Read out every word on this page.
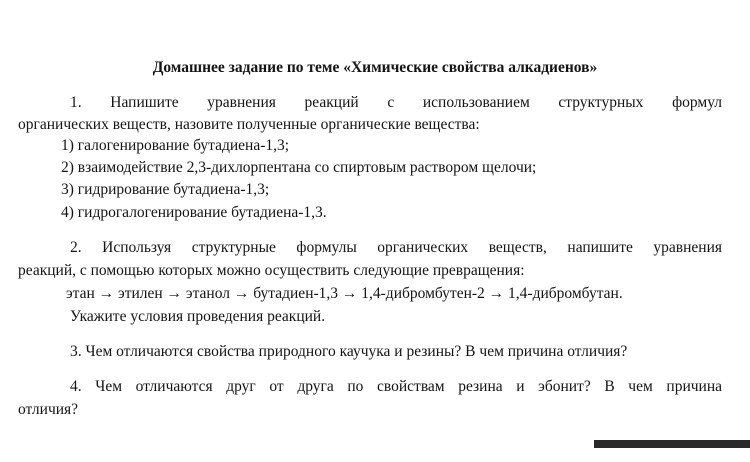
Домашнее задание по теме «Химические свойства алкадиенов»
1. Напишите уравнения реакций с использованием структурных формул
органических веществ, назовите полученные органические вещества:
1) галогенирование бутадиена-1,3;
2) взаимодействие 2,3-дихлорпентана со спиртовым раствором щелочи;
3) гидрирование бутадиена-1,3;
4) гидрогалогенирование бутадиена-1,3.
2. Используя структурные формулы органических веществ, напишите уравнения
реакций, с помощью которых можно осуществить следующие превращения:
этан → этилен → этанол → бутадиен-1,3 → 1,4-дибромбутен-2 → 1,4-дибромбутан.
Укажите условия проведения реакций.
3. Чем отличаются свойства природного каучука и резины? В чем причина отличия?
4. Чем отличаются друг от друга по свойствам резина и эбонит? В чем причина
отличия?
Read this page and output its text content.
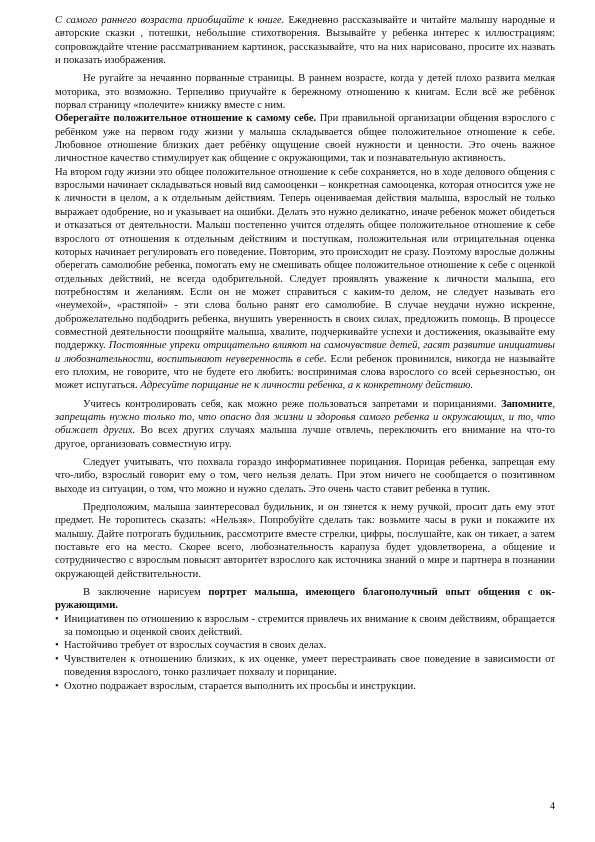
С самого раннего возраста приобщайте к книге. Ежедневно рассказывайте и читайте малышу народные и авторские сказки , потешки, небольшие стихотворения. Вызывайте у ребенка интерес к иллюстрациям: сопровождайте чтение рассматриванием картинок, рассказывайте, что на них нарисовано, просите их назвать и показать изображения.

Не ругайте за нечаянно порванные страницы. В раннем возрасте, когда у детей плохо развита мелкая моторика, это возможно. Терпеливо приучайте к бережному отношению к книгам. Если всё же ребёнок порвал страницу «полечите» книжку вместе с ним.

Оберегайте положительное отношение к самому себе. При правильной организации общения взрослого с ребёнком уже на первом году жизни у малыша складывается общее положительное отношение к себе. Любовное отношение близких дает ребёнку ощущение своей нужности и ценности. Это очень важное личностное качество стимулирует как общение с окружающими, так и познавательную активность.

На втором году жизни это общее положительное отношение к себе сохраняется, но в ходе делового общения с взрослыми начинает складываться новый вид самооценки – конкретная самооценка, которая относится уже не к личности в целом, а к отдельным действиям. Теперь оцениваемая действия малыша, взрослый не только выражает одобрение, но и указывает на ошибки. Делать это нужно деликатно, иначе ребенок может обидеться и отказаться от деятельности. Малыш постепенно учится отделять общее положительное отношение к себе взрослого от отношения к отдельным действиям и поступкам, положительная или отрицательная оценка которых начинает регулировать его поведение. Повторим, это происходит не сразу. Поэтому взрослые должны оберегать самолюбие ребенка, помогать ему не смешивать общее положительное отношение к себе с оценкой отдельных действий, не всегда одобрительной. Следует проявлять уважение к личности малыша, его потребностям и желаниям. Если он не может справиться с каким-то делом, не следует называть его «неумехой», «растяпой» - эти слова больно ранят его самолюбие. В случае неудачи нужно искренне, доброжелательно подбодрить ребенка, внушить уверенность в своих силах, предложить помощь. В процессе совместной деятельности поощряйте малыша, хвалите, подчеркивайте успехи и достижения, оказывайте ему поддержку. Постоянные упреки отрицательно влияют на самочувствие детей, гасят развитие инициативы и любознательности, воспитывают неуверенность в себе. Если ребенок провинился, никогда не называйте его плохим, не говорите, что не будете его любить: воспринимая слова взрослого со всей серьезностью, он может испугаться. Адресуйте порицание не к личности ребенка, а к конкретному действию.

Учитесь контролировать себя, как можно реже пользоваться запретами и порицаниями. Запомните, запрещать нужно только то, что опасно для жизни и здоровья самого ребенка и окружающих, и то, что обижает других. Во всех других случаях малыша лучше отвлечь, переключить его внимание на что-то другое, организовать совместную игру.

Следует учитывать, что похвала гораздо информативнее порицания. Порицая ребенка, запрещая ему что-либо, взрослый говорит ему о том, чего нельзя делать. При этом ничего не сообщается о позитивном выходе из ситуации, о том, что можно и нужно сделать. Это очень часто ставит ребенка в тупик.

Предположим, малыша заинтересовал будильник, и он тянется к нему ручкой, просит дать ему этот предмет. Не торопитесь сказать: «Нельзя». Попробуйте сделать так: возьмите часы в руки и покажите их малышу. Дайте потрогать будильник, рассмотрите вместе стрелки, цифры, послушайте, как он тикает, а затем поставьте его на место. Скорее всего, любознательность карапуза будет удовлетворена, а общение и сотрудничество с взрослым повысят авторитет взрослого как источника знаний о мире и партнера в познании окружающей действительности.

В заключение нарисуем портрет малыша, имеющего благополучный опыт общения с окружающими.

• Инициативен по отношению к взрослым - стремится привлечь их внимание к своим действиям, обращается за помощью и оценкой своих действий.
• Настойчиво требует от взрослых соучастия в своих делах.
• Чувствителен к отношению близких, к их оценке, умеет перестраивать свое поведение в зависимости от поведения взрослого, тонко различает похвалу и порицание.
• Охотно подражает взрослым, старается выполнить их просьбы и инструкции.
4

════════

PROBLEM -
Give the count of lines holding the word "самого" and nothing more.

SOLVED PROBLEM -
2